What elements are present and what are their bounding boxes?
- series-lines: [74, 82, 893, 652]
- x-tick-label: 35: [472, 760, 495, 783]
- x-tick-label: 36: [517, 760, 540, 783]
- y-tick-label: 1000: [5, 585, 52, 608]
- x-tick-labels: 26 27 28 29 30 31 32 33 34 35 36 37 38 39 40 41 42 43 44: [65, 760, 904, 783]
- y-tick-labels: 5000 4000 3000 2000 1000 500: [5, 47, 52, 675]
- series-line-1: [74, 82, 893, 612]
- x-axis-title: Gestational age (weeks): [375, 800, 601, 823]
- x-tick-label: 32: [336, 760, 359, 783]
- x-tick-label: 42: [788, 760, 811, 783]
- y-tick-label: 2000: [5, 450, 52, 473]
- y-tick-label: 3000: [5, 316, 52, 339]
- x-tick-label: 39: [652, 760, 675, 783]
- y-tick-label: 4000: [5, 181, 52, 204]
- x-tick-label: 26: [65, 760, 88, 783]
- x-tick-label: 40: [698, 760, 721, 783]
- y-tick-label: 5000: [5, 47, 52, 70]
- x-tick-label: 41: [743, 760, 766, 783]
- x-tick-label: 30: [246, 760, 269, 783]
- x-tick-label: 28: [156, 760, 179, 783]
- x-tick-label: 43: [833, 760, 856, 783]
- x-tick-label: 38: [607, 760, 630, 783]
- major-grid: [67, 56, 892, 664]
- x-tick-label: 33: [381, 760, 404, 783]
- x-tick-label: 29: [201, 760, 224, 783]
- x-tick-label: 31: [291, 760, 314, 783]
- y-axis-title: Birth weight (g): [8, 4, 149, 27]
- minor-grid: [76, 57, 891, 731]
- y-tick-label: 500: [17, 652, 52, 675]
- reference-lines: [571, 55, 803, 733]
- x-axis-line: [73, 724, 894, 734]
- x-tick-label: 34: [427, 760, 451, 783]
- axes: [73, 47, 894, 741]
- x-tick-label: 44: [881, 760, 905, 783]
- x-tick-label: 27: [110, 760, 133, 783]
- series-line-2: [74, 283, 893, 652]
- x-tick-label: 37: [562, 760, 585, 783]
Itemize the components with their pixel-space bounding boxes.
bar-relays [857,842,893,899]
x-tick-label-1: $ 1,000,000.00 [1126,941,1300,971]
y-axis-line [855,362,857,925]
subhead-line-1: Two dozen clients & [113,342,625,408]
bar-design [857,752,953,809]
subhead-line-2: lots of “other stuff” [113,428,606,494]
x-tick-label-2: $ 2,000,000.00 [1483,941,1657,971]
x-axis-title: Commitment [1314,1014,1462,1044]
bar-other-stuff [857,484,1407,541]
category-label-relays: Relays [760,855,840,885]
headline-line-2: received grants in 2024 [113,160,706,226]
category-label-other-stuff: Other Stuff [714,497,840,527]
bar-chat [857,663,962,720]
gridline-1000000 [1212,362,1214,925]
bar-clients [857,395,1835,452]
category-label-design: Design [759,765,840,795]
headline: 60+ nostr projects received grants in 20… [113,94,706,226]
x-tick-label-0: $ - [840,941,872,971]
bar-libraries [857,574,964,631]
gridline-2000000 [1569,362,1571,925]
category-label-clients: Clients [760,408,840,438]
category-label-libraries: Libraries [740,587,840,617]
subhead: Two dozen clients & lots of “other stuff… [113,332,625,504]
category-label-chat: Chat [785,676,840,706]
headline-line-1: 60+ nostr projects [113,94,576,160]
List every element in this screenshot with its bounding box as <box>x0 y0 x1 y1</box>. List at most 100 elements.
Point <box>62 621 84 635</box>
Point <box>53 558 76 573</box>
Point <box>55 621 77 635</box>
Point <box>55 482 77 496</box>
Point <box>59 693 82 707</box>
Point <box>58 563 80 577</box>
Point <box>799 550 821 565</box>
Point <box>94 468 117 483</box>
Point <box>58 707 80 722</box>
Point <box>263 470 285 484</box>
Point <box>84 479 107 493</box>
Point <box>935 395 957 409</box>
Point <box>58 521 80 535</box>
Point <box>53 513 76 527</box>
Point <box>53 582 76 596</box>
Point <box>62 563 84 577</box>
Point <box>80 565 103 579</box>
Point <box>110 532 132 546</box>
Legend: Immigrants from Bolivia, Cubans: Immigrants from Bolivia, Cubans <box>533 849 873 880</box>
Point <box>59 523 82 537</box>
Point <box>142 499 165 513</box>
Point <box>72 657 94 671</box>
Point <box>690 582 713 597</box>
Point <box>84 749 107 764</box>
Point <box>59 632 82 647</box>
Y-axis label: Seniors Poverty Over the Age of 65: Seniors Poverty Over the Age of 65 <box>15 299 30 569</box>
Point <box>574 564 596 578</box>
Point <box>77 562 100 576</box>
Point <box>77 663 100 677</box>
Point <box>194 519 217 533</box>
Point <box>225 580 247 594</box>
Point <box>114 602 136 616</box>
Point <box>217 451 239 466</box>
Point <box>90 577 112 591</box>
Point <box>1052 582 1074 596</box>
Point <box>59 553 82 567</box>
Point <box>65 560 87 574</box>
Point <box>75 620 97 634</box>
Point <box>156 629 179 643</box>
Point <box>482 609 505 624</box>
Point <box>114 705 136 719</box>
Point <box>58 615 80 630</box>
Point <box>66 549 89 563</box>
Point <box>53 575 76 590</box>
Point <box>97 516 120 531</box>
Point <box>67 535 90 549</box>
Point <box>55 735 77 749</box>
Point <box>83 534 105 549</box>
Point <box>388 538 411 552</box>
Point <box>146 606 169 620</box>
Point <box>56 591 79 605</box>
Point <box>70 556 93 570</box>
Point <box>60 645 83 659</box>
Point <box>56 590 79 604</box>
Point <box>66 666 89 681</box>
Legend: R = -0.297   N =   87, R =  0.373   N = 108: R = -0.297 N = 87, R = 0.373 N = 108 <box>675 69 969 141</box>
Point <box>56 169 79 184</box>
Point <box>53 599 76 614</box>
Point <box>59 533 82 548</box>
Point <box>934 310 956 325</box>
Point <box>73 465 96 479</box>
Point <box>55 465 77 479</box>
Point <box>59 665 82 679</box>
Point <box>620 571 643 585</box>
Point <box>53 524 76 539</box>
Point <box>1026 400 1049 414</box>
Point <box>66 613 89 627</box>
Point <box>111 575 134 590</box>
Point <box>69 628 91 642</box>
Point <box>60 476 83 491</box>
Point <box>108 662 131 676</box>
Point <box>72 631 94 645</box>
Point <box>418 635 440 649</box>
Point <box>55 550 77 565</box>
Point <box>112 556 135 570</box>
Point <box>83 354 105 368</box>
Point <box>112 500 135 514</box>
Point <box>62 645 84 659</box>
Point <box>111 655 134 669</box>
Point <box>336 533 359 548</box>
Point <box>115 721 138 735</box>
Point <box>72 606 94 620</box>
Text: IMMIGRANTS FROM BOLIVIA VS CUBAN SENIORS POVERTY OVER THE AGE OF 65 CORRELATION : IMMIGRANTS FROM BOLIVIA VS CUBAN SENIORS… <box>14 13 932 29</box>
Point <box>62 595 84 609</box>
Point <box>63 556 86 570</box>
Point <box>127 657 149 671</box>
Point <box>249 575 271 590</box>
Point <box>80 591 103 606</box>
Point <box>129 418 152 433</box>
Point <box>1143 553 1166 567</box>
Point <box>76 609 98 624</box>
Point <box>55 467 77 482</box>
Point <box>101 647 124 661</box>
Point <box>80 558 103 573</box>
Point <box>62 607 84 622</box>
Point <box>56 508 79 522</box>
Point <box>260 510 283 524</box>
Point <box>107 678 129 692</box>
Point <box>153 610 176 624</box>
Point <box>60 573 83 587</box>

---------------

Write out the rows above again with every "Point" changed to "Marker", leaving everything else untouched.

What elements are present and what are their bounding boxes?
- series-lines: [74, 82, 893, 652]
- x-tick-label: 35: [472, 760, 495, 783]
- x-tick-label: 36: [517, 760, 540, 783]
- y-tick-label: 1000: [5, 585, 52, 608]
- x-tick-labels: 26 27 28 29 30 31 32 33 34 35 36 37 38 39 40 41 42 43 44: [65, 760, 904, 783]
- y-tick-labels: 5000 4000 3000 2000 1000 500: [5, 47, 52, 675]
- series-line-1: [74, 82, 893, 612]
- x-axis-title: Gestational age (weeks): [375, 800, 601, 823]
- x-tick-label: 32: [336, 760, 359, 783]
- x-tick-label: 42: [788, 760, 811, 783]
- y-tick-label: 2000: [5, 450, 52, 473]
- y-tick-label: 3000: [5, 316, 52, 339]
- x-tick-label: 39: [652, 760, 675, 783]
- y-tick-label: 4000: [5, 181, 52, 204]
- x-tick-label: 26: [65, 760, 88, 783]
- x-tick-label: 40: [698, 760, 721, 783]
- y-tick-label: 5000: [5, 47, 52, 70]
- x-tick-label: 41: [743, 760, 766, 783]
- x-tick-label: 30: [246, 760, 269, 783]
- x-tick-label: 28: [156, 760, 179, 783]
- x-tick-label: 43: [833, 760, 856, 783]
- x-tick-label: 38: [607, 760, 630, 783]
- major-grid: [67, 56, 892, 664]
- x-tick-label: 33: [381, 760, 404, 783]
- x-tick-label: 29: [201, 760, 224, 783]
- x-tick-label: 31: [291, 760, 314, 783]
- y-axis-title: Birth weight (g): [8, 4, 149, 27]
- minor-grid: [76, 57, 891, 731]
- y-tick-label: 500: [17, 652, 52, 675]
- reference-lines: [571, 55, 803, 733]
- x-axis-line: [73, 724, 894, 734]
- x-tick-label: 34: [427, 760, 451, 783]
- axes: [73, 47, 894, 741]
- x-tick-label: 44: [881, 760, 905, 783]
- x-tick-label: 27: [110, 760, 133, 783]
- series-line-2: [74, 283, 893, 652]
- x-tick-label: 37: [562, 760, 585, 783]
Itemize the components with their pixel-space bounding boxes.
bar-relays [857,842,893,899]
x-tick-label-1: $ 1,000,000.00 [1126,941,1300,971]
y-axis-line [855,362,857,925]
subhead-line-1: Two dozen clients & [113,342,625,408]
bar-design [857,752,953,809]
subhead-line-2: lots of “other stuff” [113,428,606,494]
x-tick-label-2: $ 2,000,000.00 [1483,941,1657,971]
x-axis-title: Commitment [1314,1014,1462,1044]
bar-other-stuff [857,484,1407,541]
category-label-relays: Relays [760,855,840,885]
headline-line-2: received grants in 2024 [113,160,706,226]
category-label-other-stuff: Other Stuff [714,497,840,527]
bar-chat [857,663,962,720]
gridline-1000000 [1212,362,1214,925]
bar-clients [857,395,1835,452]
category-label-design: Design [759,765,840,795]
headline: 60+ nostr projects received grants in 20… [113,94,706,226]
x-tick-label-0: $ - [840,941,872,971]
bar-libraries [857,574,964,631]
gridline-2000000 [1569,362,1571,925]
category-label-clients: Clients [760,408,840,438]
category-label-libraries: Libraries [740,587,840,617]
subhead: Two dozen clients & lots of “other stuff… [113,332,625,504]
category-label-chat: Chat [785,676,840,706]
headline-line-1: 60+ nostr projects [113,94,576,160]
List every element in this screenshot with its bounding box as <box>x0 y0 x1 y1</box>. List at most 100 elements.
Marker <box>62 621 84 635</box>
Marker <box>53 558 76 573</box>
Marker <box>55 621 77 635</box>
Marker <box>55 482 77 496</box>
Marker <box>59 693 82 707</box>
Marker <box>58 563 80 577</box>
Marker <box>799 550 821 565</box>
Marker <box>94 468 117 483</box>
Marker <box>58 707 80 722</box>
Marker <box>263 470 285 484</box>
Marker <box>84 479 107 493</box>
Marker <box>935 395 957 409</box>
Marker <box>58 521 80 535</box>
Marker <box>53 513 76 527</box>
Marker <box>53 582 76 596</box>
Marker <box>62 563 84 577</box>
Marker <box>80 565 103 579</box>
Marker <box>110 532 132 546</box>
Legend: Immigrants from Bolivia, Cubans: Immigrants from Bolivia, Cubans <box>533 849 873 880</box>
Marker <box>59 523 82 537</box>
Marker <box>142 499 165 513</box>
Marker <box>72 657 94 671</box>
Marker <box>690 582 713 597</box>
Marker <box>84 749 107 764</box>
Marker <box>59 632 82 647</box>
Y-axis label: Seniors Poverty Over the Age of 65: Seniors Poverty Over the Age of 65 <box>15 299 30 569</box>
Marker <box>574 564 596 578</box>
Marker <box>77 562 100 576</box>
Marker <box>77 663 100 677</box>
Marker <box>194 519 217 533</box>
Marker <box>225 580 247 594</box>
Marker <box>114 602 136 616</box>
Marker <box>217 451 239 466</box>
Marker <box>90 577 112 591</box>
Marker <box>1052 582 1074 596</box>
Marker <box>59 553 82 567</box>
Marker <box>65 560 87 574</box>
Marker <box>75 620 97 634</box>
Marker <box>156 629 179 643</box>
Marker <box>482 609 505 624</box>
Marker <box>114 705 136 719</box>
Marker <box>58 615 80 630</box>
Marker <box>66 549 89 563</box>
Marker <box>53 575 76 590</box>
Marker <box>97 516 120 531</box>
Marker <box>67 535 90 549</box>
Marker <box>55 735 77 749</box>
Marker <box>83 534 105 549</box>
Marker <box>388 538 411 552</box>
Marker <box>146 606 169 620</box>
Marker <box>56 591 79 605</box>
Marker <box>70 556 93 570</box>
Marker <box>60 645 83 659</box>
Marker <box>56 590 79 604</box>
Marker <box>66 666 89 681</box>
Legend: R = -0.297   N =   87, R =  0.373   N = 108: R = -0.297 N = 87, R = 0.373 N = 108 <box>675 69 969 141</box>
Marker <box>56 169 79 184</box>
Marker <box>53 599 76 614</box>
Marker <box>59 533 82 548</box>
Marker <box>934 310 956 325</box>
Marker <box>73 465 96 479</box>
Marker <box>55 465 77 479</box>
Marker <box>59 665 82 679</box>
Marker <box>620 571 643 585</box>
Marker <box>53 524 76 539</box>
Marker <box>1026 400 1049 414</box>
Marker <box>66 613 89 627</box>
Marker <box>111 575 134 590</box>
Marker <box>69 628 91 642</box>
Marker <box>60 476 83 491</box>
Marker <box>108 662 131 676</box>
Marker <box>72 631 94 645</box>
Marker <box>418 635 440 649</box>
Marker <box>55 550 77 565</box>
Marker <box>112 556 135 570</box>
Marker <box>83 354 105 368</box>
Marker <box>112 500 135 514</box>
Marker <box>62 645 84 659</box>
Marker <box>111 655 134 669</box>
Marker <box>336 533 359 548</box>
Marker <box>115 721 138 735</box>
Marker <box>72 606 94 620</box>
Text: IMMIGRANTS FROM BOLIVIA VS CUBAN SENIORS POVERTY OVER THE AGE OF 65 CORRELATION : IMMIGRANTS FROM BOLIVIA VS CUBAN SENIORS… <box>14 13 932 29</box>
Marker <box>62 595 84 609</box>
Marker <box>63 556 86 570</box>
Marker <box>127 657 149 671</box>
Marker <box>249 575 271 590</box>
Marker <box>80 591 103 606</box>
Marker <box>129 418 152 433</box>
Marker <box>1143 553 1166 567</box>
Marker <box>76 609 98 624</box>
Marker <box>55 467 77 482</box>
Marker <box>101 647 124 661</box>
Marker <box>80 558 103 573</box>
Marker <box>62 607 84 622</box>
Marker <box>56 508 79 522</box>
Marker <box>260 510 283 524</box>
Marker <box>107 678 129 692</box>
Marker <box>153 610 176 624</box>
Marker <box>60 573 83 587</box>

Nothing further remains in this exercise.